----- Given information -----

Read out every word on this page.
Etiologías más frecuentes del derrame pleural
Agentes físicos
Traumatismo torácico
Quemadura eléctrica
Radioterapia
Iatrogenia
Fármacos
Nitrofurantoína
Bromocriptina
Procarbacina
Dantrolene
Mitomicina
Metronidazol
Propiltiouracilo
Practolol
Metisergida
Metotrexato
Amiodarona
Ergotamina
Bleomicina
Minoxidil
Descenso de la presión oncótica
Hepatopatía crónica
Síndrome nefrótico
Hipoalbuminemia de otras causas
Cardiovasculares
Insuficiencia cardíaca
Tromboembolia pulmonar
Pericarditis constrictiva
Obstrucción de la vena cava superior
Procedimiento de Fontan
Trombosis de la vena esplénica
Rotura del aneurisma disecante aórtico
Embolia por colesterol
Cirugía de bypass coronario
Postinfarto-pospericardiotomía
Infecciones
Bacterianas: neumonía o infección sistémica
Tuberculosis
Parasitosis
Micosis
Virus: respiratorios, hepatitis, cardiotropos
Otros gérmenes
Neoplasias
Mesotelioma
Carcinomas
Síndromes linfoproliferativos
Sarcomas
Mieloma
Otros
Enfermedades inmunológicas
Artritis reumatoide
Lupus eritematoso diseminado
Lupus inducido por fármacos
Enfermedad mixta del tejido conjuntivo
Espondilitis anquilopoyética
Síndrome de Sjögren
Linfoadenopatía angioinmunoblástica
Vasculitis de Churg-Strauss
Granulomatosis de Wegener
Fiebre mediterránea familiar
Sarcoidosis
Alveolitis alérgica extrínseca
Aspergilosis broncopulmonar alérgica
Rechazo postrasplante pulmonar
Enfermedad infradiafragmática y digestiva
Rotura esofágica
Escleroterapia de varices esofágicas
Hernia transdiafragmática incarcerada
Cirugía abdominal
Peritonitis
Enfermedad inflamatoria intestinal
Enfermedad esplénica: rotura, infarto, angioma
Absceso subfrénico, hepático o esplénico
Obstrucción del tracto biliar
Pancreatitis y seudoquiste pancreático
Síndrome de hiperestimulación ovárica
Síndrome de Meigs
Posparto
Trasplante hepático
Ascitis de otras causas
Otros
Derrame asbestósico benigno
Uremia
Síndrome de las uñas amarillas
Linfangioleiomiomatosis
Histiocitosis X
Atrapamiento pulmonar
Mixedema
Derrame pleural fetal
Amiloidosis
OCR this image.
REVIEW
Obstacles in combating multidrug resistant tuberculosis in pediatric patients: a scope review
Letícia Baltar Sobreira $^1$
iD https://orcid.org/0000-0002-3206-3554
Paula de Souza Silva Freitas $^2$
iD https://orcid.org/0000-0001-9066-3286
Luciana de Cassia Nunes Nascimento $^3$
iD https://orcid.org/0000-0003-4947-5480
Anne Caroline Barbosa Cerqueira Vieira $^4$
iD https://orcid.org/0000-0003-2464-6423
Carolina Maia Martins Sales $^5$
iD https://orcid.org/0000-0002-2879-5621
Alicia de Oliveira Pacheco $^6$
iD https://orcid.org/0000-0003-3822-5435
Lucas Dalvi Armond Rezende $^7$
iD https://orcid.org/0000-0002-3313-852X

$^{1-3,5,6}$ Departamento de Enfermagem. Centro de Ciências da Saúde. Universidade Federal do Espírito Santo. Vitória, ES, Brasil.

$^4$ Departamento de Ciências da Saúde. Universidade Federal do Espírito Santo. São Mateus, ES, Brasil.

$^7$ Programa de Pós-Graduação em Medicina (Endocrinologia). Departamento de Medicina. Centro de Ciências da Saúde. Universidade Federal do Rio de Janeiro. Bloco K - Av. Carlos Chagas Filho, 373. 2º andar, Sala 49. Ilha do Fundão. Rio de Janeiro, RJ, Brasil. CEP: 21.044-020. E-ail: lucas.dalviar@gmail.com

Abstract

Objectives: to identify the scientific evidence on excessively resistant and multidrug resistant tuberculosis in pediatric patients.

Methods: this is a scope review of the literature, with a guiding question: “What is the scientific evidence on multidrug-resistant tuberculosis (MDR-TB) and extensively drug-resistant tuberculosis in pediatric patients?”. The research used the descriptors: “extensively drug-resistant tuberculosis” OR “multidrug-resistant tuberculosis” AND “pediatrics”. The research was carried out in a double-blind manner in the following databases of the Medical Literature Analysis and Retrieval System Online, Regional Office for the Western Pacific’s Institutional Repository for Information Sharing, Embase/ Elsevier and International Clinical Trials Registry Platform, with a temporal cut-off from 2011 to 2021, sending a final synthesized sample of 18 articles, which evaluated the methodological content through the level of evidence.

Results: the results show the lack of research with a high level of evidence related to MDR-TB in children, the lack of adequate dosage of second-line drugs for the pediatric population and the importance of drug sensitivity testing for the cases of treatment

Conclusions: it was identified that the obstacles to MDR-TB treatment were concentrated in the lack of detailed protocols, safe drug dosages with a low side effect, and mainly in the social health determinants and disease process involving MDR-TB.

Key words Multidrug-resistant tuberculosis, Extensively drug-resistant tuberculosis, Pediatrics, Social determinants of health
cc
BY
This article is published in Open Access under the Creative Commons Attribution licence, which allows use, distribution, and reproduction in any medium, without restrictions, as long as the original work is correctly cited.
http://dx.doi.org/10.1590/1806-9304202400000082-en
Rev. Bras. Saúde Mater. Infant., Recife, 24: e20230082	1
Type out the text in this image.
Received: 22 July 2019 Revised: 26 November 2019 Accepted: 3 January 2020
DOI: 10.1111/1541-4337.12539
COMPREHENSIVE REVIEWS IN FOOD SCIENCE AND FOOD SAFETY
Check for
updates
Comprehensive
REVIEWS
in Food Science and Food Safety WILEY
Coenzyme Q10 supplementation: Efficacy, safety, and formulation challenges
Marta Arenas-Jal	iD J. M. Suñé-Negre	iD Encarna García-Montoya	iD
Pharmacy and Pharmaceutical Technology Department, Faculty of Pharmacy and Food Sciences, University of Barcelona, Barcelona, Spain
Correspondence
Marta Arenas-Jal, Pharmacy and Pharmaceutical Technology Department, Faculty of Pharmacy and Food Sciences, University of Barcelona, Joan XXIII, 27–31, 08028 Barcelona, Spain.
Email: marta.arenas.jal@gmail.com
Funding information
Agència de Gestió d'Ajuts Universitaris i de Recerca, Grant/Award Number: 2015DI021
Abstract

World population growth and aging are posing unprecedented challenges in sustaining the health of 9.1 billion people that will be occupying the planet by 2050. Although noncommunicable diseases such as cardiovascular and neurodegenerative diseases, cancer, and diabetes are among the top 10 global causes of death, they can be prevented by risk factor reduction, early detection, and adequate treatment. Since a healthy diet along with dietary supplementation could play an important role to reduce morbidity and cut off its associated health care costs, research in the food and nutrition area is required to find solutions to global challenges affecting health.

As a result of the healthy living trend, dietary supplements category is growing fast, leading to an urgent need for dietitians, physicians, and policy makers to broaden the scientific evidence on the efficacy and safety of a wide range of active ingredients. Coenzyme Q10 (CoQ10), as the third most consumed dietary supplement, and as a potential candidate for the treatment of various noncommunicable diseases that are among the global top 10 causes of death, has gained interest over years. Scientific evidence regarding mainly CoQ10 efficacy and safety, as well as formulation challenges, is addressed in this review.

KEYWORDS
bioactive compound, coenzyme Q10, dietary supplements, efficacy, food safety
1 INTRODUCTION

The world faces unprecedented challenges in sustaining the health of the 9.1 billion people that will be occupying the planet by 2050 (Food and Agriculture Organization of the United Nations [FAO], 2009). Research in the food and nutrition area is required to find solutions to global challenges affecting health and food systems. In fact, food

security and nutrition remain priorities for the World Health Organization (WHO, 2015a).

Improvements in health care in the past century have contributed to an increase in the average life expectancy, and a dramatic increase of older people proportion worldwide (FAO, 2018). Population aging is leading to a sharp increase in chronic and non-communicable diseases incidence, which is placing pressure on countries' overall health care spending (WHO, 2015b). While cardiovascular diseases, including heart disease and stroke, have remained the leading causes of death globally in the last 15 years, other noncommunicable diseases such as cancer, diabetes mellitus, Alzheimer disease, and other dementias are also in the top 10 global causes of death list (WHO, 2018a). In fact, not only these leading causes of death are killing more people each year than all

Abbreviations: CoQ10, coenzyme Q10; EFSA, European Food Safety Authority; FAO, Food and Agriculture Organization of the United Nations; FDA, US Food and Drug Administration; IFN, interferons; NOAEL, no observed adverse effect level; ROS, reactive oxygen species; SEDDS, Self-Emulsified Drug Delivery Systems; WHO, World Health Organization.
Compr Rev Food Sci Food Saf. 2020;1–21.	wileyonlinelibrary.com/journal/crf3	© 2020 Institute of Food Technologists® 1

-----

- [Exercise directions]
Find the word "occupying" in the entries, and copy every line it shows up in.

- [Expected answer]
World population growth and aging are posing unprecedented challenges in sustaining the health of 9.1 billion people that will be occupying the planet by 2050. Although noncommunicable diseases such as cardiovascular and neurodegenerative diseases, cancer, and diabetes are among the top 10 global causes of death, they can be prevented by risk factor reduction, early detection, and adequate treatment. Since a healthy diet along with dietary supplementation could play an important role to reduce morbidity and cut off its associated health care costs, research in the food and nutrition area is required to find solutions to global challenges affecting health.
The world faces unprecedented challenges in sustaining the health of the 9.1 billion people that will be occupying the planet by 2050 (Food and Agriculture Organization of the United Nations [FAO], 2009). Research in the food and nutrition area is required to find solutions to global challenges affecting health and food systems. In fact, food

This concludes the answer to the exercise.